WRITTEN TASK
Each entry that follows must be output without any deviation.

GIVEN DATA
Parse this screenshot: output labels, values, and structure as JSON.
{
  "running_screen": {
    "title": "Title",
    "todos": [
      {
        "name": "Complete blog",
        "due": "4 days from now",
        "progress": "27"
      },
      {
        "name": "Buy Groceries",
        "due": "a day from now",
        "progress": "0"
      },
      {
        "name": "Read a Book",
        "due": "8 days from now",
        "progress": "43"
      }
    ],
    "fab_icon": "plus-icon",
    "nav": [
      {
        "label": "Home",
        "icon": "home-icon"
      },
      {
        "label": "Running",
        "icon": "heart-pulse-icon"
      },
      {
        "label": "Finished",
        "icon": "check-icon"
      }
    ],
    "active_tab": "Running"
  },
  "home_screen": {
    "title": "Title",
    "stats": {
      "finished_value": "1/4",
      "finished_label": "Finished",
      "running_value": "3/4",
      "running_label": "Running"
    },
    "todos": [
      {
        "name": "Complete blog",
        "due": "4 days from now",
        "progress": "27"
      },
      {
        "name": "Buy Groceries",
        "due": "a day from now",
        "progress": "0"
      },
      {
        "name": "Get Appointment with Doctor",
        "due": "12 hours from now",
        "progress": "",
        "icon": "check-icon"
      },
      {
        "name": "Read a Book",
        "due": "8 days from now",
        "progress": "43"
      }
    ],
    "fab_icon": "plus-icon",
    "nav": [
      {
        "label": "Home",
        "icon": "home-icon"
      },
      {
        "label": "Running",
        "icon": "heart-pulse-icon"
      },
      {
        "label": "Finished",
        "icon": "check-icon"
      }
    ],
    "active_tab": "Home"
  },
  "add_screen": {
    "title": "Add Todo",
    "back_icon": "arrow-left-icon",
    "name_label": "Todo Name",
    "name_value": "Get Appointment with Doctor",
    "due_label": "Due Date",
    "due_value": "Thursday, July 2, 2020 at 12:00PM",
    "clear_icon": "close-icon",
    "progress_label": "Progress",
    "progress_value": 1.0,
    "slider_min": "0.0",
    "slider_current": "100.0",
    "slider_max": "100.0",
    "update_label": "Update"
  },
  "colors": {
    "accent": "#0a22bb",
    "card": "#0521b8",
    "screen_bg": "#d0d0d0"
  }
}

EXPECTED OUTPUT
Parse this screenshot: output labels, values, and structure as JSON.
{
  "running_screen": {
    "title": "Title",
    "todos": [
      {
        "name": "Complete blog",
        "due": "4 days from now",
        "progress": "27"
      },
      {
        "name": "Buy Groceries",
        "due": "a day from now",
        "progress": "0"
      },
      {
        "name": "Read a Book",
        "due": "8 days from now",
        "progress": "43"
      }
    ],
    "fab_icon": "plus-icon",
    "nav": [
      {
        "label": "Home",
        "icon": "home-icon"
      },
      {
        "label": "Running",
        "icon": "heart-pulse-icon"
      },
      {
        "label": "Finished",
        "icon": "check-icon"
      }
    ],
    "active_tab": "Running"
  },
  "home_screen": {
    "title": "Title",
    "stats": {
      "finished_value": "1/4",
      "finished_label": "Finished",
      "running_value": "3/4",
      "running_label": "Running"
    },
    "todos": [
      {
        "name": "Complete blog",
        "due": "4 days from now",
        "progress": "27"
      },
      {
        "name": "Buy Groceries",
        "due": "a day from now",
        "progress": "0"
      },
      {
        "name": "Get Appointment with Doctor",
        "due": "12 hours from now",
        "progress": "",
        "icon": "check-icon"
      },
      {
        "name": "Read a Book",
        "due": "8 days from now",
        "progress": "43"
      }
    ],
    "fab_icon": "plus-icon",
    "nav": [
      {
        "label": "Home",
        "icon": "home-icon"
      },
      {
        "label": "Running",
        "icon": "heart-pulse-icon"
      },
      {
        "label": "Finished",
        "icon": "check-icon"
      }
    ],
    "active_tab": "Home"
  },
  "add_screen": {
    "title": "Add Todo",
    "back_icon": "arrow-left-icon",
    "name_label": "Todo Name",
    "name_value": "Get Appointment with Doctor",
    "due_label": "Due Date",
    "due_value": "Thursday, July 2, 2020 at 12:00PM",
    "clear_icon": "close-icon",
    "progress_label": "Progress",
    "progress_value": 1.0,
    "slider_min": "0.0",
    "slider_current": "100.0",
    "slider_max": "100.0",
    "update_label": "Update"
  },
  "colors": {
    "accent": "#0a22bb",
    "card": "#0521b8",
    "screen_bg": "#d0d0d0"
  }
}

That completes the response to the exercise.